**Short task:**
Report how many lines in the listing below include the word "structured". Write nothing besides the number.
======== Records for the task ========
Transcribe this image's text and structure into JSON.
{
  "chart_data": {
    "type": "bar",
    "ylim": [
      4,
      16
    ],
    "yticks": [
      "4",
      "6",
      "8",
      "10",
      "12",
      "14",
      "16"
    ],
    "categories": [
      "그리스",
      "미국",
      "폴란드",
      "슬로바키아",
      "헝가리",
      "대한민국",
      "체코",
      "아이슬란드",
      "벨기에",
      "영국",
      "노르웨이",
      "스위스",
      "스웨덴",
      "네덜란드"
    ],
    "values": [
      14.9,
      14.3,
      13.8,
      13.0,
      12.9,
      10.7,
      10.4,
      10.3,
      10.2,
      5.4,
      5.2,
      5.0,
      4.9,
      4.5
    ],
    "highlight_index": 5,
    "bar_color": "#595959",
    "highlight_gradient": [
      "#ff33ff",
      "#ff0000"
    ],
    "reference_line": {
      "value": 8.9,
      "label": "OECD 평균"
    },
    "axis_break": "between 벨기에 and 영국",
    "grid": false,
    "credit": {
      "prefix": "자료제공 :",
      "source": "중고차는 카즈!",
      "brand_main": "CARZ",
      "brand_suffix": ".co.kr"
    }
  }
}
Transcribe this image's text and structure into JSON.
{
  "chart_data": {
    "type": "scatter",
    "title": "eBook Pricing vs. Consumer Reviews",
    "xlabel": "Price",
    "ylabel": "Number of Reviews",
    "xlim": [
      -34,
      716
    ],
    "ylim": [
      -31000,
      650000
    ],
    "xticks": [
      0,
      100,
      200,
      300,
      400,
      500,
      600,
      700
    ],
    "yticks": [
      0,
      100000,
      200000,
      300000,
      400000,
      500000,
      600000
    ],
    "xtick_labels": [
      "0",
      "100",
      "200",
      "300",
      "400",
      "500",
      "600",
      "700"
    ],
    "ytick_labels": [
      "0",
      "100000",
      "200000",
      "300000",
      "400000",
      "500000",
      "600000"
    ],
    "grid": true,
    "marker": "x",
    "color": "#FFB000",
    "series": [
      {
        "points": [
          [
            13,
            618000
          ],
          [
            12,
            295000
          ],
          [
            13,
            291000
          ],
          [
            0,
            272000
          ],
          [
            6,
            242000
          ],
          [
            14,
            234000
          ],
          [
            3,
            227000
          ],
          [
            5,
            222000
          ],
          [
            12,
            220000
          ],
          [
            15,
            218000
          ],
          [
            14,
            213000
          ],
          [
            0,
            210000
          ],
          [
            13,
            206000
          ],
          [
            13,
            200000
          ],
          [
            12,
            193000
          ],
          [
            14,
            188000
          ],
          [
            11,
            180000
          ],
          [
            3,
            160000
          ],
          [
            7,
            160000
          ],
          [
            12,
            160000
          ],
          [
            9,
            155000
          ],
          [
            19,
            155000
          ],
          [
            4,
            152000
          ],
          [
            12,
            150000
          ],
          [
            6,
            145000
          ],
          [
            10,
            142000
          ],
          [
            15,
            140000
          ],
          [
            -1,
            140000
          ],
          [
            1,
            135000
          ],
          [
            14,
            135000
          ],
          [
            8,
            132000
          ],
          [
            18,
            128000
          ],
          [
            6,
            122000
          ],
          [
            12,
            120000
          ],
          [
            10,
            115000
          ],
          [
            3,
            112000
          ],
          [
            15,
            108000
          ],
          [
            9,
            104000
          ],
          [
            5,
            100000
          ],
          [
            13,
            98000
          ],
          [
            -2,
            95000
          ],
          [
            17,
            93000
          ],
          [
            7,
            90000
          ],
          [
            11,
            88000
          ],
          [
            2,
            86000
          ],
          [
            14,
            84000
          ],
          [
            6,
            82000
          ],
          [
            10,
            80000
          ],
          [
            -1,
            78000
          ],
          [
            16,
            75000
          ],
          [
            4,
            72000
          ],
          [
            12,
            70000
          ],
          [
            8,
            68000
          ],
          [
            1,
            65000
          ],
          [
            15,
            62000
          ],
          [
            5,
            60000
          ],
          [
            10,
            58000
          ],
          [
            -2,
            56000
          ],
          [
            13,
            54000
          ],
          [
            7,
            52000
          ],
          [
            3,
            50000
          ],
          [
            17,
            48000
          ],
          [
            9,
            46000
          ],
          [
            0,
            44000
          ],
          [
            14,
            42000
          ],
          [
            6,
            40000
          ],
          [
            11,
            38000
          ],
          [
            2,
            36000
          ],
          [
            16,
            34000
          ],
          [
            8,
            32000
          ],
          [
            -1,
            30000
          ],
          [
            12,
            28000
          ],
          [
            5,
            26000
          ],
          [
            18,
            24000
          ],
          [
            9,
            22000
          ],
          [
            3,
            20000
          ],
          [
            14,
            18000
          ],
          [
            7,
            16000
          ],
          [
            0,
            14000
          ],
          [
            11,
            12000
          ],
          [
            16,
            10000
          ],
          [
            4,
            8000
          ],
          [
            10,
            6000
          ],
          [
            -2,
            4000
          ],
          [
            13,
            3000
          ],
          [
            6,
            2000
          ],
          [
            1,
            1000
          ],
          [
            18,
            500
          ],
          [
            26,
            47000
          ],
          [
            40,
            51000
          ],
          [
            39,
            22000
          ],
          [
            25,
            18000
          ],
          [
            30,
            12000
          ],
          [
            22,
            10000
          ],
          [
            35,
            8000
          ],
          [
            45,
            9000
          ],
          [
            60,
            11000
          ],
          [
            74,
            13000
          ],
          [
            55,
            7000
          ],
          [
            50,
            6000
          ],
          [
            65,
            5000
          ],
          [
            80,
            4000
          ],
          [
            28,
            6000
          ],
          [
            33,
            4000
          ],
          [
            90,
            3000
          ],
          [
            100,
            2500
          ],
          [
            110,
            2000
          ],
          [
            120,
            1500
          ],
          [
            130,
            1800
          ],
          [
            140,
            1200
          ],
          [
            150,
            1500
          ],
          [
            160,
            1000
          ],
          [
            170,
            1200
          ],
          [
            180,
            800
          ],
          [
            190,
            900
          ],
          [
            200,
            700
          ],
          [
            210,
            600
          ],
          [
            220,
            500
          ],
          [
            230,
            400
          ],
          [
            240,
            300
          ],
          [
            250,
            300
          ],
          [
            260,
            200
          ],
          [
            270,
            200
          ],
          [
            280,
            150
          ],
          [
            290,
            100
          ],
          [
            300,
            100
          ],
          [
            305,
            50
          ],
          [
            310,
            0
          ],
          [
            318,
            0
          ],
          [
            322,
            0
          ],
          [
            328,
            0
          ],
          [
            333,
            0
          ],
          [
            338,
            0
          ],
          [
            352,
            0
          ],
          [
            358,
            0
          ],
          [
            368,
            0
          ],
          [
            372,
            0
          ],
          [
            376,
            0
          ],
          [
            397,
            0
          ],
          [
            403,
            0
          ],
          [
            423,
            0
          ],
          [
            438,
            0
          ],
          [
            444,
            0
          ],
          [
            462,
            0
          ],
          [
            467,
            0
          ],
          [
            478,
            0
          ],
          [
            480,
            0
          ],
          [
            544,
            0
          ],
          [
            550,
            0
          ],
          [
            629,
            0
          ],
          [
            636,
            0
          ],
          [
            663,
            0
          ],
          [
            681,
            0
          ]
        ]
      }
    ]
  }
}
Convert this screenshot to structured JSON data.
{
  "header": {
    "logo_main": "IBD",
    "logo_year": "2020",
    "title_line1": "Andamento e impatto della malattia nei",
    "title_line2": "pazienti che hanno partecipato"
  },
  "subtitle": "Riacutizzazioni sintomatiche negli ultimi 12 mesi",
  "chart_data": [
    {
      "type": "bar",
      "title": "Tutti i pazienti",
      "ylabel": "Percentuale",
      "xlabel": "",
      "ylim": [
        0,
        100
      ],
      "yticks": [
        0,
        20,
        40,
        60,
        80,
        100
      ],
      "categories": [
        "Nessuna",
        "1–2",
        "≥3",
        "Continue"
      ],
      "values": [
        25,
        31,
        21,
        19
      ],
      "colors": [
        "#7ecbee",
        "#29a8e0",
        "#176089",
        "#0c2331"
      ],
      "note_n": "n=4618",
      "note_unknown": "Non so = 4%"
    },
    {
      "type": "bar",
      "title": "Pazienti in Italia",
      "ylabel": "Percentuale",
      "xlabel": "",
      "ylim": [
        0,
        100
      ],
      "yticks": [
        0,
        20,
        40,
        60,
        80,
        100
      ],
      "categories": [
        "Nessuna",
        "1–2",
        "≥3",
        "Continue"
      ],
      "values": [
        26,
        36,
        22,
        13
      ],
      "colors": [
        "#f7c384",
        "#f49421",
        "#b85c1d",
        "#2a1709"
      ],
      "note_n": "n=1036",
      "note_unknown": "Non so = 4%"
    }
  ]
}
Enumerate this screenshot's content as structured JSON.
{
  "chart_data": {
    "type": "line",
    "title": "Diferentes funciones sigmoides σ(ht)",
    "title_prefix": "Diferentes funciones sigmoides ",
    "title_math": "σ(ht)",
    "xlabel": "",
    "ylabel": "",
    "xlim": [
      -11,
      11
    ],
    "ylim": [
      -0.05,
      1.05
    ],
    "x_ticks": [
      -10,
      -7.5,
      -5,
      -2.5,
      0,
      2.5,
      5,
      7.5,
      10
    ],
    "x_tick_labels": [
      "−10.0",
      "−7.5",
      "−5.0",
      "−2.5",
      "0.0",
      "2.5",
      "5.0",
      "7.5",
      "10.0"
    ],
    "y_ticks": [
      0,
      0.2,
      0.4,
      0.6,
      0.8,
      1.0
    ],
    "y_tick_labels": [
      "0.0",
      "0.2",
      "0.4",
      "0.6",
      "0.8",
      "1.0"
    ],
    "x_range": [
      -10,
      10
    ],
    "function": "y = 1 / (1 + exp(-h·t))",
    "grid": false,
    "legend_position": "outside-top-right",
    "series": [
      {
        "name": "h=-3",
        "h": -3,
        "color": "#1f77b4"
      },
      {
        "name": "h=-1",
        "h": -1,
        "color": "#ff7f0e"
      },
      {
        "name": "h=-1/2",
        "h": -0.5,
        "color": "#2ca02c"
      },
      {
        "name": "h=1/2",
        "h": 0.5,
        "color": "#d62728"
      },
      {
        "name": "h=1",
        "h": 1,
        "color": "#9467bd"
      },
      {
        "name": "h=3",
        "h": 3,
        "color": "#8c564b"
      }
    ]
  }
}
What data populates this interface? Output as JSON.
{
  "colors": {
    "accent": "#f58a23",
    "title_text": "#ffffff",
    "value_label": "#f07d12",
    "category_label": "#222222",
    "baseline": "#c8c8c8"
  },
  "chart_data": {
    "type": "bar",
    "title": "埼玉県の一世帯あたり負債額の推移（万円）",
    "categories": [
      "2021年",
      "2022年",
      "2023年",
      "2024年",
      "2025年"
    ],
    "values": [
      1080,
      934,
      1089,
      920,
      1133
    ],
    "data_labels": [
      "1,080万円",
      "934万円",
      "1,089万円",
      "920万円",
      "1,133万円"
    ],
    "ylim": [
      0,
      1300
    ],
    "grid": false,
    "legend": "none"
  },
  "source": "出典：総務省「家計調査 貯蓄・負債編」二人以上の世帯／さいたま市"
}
========
**Answer:**
2